## GIVEN REQUEST
Return every record below exactly as written, but leave out the pictures.

::: DATASET ENTRIES :::

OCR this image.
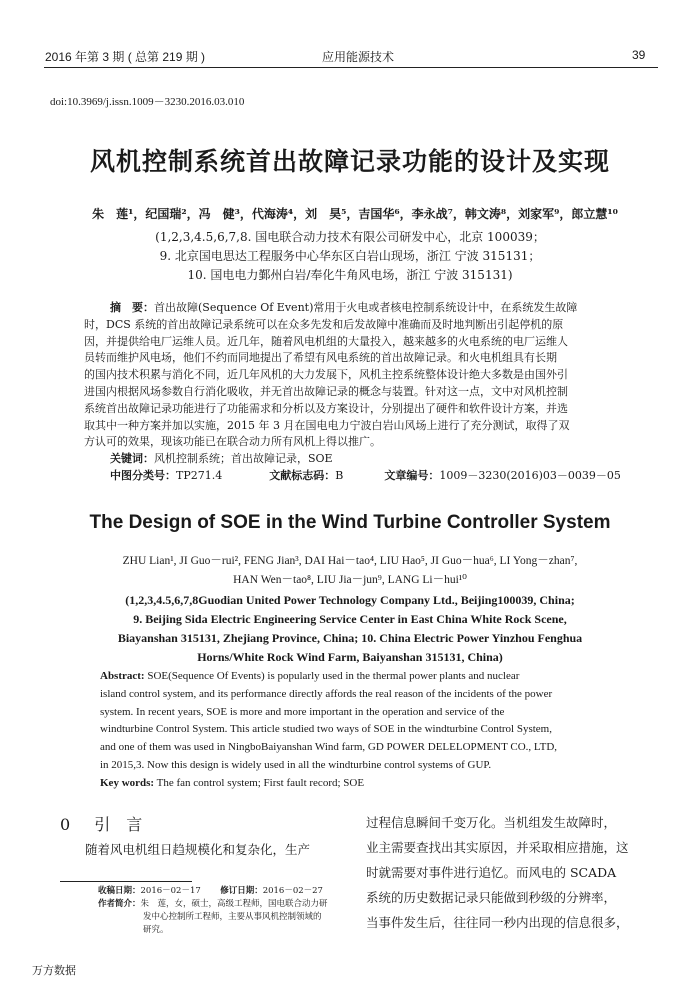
2016 年第 3 期 ( 总第 219 期 )	应用能源技术	39
doi:10.3969/j.issn.1009－3230.2016.03.010
风机控制系统首出故障记录功能的设计及实现
朱　莲¹，纪国瑞²，冯　健³，代海涛⁴，刘　昊⁵，吉国华⁶，李永战⁷，韩文涛⁸，刘家军⁹，郎立慧¹⁰
(1,2,3,4.5,6,7,8. 国电联合动力技术有限公司研发中心，北京 100039；
9. 北京国电思达工程服务中心华东区白岩山现场，浙江 宁波 315131；
10. 国电电力鄞州白岩/奉化牛角风电场，浙江 宁波 315131)
摘　要：首出故障(Sequence Of Event)常用于火电或者核电控制系统设计中，在系统发生故障
时，DCS 系统的首出故障记录系统可以在众多先发和后发故障中准确而及时地判断出引起停机的原
因，并提供给电厂运维人员。近几年，随着风电机组的大量投入，越来越多的火电系统的电厂运维人
员转而维护风电场，他们不约而同地提出了希望有风电系统的首出故障记录。和火电机组具有长期
的国内技术积累与消化不同，近几年风机的大力发展下，风机主控系统整体设计绝大多数是由国外引
进国内根据风场参数自行消化吸收，并无首出故障记录的概念与装置。针对这一点，文中对风机控制
系统首出故障记录功能进行了功能需求和分析以及方案设计，分别提出了硬件和软件设计方案，并选
取其中一种方案并加以实施，2015 年 3 月在国电电力宁波白岩山风场上进行了充分测试，取得了双
方认可的效果，现该功能已在联合动力所有风机上得以推广。
关键词：风机控制系统；首出故障记录，SOE
中图分类号：TP271.4	文献标志码：B	文章编号：1009－3230(2016)03－0039－05
The Design of SOE in the Wind Turbine Controller System
ZHU Lian¹, JI Guo－rui², FENG Jian³, DAI Hai－tao⁴, LIU Hao⁵, JI Guo－hua⁶, LI Yong－zhan⁷,
HAN Wen－tao⁸, LIU Jia－jun⁹, LANG Li－hui¹⁰
(1,2,3,4.5,6,7,8Guodian United Power Technology Company Ltd., Beijing100039, China;
9. Beijing Sida Electric Engineering Service Center in East China White Rock Scene,
Biayanshan 315131, Zhejiang Province, China; 10. China Electric Power Yinzhou Fenghua
Horns/White Rock Wind Farm, Baiyanshan 315131, China)
Abstract: SOE(Sequence Of Events) is popularly used in the thermal power plants and nuclear
island control system, and its performance directly affords the real reason of the incidents of the power
system. In recent years, SOE is more and more important in the operation and service of the
windturbine Control System. This article studied two ways of SOE in the windturbine Control System,
and one of them was used in NingboBaiyanshan Wind farm, GD POWER DELELOPMENT CO., LTD,
in 2015,3. Now this design is widely used in all the windturbine control systems of GUP.
Key words: The fan control system; First fault record; SOE
0 引　言
随着风电机组日趋规模化和复杂化，生产
收稿日期：2016－02－17 修订日期：2016－02－27
作者简介：朱　莲，女，硕士，高级工程师，国电联合动力研
发中心控制所工程师，主要从事风机控制领域的
研究。
过程信息瞬间千变万化。当机组发生故障时，
业主需要查找出其实原因，并采取相应措施，这
时就需要对事件进行追忆。而风电的 SCADA
系统的历史数据记录只能做到秒级的分辨率，
当事件发生后，往往同一秒内出现的信息很多，
万方数据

:::

## WRITTEN ANSWER
OCR this image.
2016 年第 3 期 ( 总第 219 期 )	应用能源技术	39
doi:10.3969/j.issn.1009－3230.2016.03.010
风机控制系统首出故障记录功能的设计及实现
朱　莲¹，纪国瑞²，冯　健³，代海涛⁴，刘　昊⁵，吉国华⁶，李永战⁷，韩文涛⁸，刘家军⁹，郎立慧¹⁰
(1,2,3,4.5,6,7,8. 国电联合动力技术有限公司研发中心，北京 100039；
9. 北京国电思达工程服务中心华东区白岩山现场，浙江 宁波 315131；
10. 国电电力鄞州白岩/奉化牛角风电场，浙江 宁波 315131)
摘　要：首出故障(Sequence Of Event)常用于火电或者核电控制系统设计中，在系统发生故障
时，DCS 系统的首出故障记录系统可以在众多先发和后发故障中准确而及时地判断出引起停机的原
因，并提供给电厂运维人员。近几年，随着风电机组的大量投入，越来越多的火电系统的电厂运维人
员转而维护风电场，他们不约而同地提出了希望有风电系统的首出故障记录。和火电机组具有长期
的国内技术积累与消化不同，近几年风机的大力发展下，风机主控系统整体设计绝大多数是由国外引
进国内根据风场参数自行消化吸收，并无首出故障记录的概念与装置。针对这一点，文中对风机控制
系统首出故障记录功能进行了功能需求和分析以及方案设计，分别提出了硬件和软件设计方案，并选
取其中一种方案并加以实施，2015 年 3 月在国电电力宁波白岩山风场上进行了充分测试，取得了双
方认可的效果，现该功能已在联合动力所有风机上得以推广。
关键词：风机控制系统；首出故障记录，SOE
中图分类号：TP271.4	文献标志码：B	文章编号：1009－3230(2016)03－0039－05
The Design of SOE in the Wind Turbine Controller System
ZHU Lian¹, JI Guo－rui², FENG Jian³, DAI Hai－tao⁴, LIU Hao⁵, JI Guo－hua⁶, LI Yong－zhan⁷,
HAN Wen－tao⁸, LIU Jia－jun⁹, LANG Li－hui¹⁰
(1,2,3,4.5,6,7,8Guodian United Power Technology Company Ltd., Beijing100039, China;
9. Beijing Sida Electric Engineering Service Center in East China White Rock Scene,
Biayanshan 315131, Zhejiang Province, China; 10. China Electric Power Yinzhou Fenghua
Horns/White Rock Wind Farm, Baiyanshan 315131, China)
Abstract: SOE(Sequence Of Events) is popularly used in the thermal power plants and nuclear
island control system, and its performance directly affords the real reason of the incidents of the power
system. In recent years, SOE is more and more important in the operation and service of the
windturbine Control System. This article studied two ways of SOE in the windturbine Control System,
and one of them was used in NingboBaiyanshan Wind farm, GD POWER DELELOPMENT CO., LTD,
in 2015,3. Now this design is widely used in all the windturbine control systems of GUP.
Key words: The fan control system; First fault record; SOE
0 引　言
随着风电机组日趋规模化和复杂化，生产
收稿日期：2016－02－17 修订日期：2016－02－27
作者简介：朱　莲，女，硕士，高级工程师，国电联合动力研
发中心控制所工程师，主要从事风机控制领域的
研究。
过程信息瞬间千变万化。当机组发生故障时，
业主需要查找出其实原因，并采取相应措施，这
时就需要对事件进行追忆。而风电的 SCADA
系统的历史数据记录只能做到秒级的分辨率，
当事件发生后，往往同一秒内出现的信息很多，
万方数据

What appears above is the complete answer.